▶ What to produce
Track down each line that has the word "консилиума" and copy it.

##########

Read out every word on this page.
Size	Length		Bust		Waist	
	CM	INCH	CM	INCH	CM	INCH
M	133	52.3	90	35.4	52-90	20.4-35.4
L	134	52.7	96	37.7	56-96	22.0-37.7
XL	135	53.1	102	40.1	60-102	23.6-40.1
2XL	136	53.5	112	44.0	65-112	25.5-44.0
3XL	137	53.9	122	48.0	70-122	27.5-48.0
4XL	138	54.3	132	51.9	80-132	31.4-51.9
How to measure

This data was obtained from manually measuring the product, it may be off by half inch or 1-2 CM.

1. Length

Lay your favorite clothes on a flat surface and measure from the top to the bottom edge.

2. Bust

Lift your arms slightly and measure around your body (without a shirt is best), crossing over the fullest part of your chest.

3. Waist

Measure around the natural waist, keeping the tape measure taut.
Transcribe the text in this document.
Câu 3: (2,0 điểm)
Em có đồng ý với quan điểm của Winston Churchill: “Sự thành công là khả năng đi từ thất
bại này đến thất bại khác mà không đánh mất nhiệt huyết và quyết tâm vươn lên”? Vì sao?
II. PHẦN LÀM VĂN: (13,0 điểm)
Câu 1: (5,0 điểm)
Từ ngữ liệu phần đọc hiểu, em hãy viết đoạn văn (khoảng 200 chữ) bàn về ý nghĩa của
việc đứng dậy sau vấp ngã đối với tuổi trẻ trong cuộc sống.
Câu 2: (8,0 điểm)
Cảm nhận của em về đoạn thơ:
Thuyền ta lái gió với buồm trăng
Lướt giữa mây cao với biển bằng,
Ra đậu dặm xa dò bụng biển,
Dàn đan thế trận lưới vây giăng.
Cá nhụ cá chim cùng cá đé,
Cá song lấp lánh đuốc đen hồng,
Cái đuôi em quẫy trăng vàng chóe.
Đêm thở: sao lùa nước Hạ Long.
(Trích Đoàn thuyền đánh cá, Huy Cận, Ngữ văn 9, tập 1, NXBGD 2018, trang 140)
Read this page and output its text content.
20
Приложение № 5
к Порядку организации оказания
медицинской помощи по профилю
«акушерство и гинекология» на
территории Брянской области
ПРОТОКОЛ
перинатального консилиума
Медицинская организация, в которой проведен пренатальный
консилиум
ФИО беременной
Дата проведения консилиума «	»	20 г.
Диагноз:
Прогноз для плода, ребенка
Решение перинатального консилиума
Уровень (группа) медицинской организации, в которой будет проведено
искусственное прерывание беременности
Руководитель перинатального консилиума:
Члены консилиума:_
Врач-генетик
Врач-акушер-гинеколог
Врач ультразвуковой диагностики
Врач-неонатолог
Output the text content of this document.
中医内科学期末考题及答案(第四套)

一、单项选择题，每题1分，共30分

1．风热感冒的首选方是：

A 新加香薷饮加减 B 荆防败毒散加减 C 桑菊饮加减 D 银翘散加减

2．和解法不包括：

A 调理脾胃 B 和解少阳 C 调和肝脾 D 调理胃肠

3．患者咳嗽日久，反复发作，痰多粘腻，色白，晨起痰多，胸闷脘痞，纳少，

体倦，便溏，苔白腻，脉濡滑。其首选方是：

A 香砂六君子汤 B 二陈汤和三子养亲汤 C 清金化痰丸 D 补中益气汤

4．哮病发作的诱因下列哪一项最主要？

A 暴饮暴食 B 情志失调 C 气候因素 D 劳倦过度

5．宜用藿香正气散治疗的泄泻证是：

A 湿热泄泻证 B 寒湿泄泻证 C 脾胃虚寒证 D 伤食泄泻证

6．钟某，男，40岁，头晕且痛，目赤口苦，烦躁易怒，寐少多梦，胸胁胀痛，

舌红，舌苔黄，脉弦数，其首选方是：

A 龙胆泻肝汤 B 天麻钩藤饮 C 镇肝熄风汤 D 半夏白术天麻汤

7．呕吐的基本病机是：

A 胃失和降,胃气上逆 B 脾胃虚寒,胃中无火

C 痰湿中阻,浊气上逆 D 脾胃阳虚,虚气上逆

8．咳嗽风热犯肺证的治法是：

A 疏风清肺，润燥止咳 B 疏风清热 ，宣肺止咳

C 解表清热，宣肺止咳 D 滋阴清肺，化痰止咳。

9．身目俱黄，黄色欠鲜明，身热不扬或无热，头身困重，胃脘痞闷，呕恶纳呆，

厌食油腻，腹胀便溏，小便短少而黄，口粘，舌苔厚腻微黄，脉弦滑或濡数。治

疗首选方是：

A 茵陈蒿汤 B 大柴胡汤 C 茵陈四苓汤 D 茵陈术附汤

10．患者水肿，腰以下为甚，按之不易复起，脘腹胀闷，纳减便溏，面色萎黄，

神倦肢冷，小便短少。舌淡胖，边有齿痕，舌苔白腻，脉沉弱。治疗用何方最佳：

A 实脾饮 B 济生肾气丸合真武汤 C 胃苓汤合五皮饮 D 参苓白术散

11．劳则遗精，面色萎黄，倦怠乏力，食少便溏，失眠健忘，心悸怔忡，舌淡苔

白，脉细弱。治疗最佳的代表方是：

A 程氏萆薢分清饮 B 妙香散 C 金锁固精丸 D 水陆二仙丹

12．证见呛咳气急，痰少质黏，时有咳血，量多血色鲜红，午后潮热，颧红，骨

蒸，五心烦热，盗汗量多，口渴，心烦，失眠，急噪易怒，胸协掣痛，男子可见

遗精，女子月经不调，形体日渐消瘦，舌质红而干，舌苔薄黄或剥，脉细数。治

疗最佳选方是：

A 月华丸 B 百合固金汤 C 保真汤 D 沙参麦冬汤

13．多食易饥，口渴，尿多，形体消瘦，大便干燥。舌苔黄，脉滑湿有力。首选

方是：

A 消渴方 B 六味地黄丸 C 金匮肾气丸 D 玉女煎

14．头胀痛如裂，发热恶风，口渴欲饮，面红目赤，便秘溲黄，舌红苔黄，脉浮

##########

▶ Solved exercise
перинатального консилиума
Дата проведения консилиума «	»	20 г.
Решение перинатального консилиума
Руководитель перинатального консилиума:
Члены консилиума:_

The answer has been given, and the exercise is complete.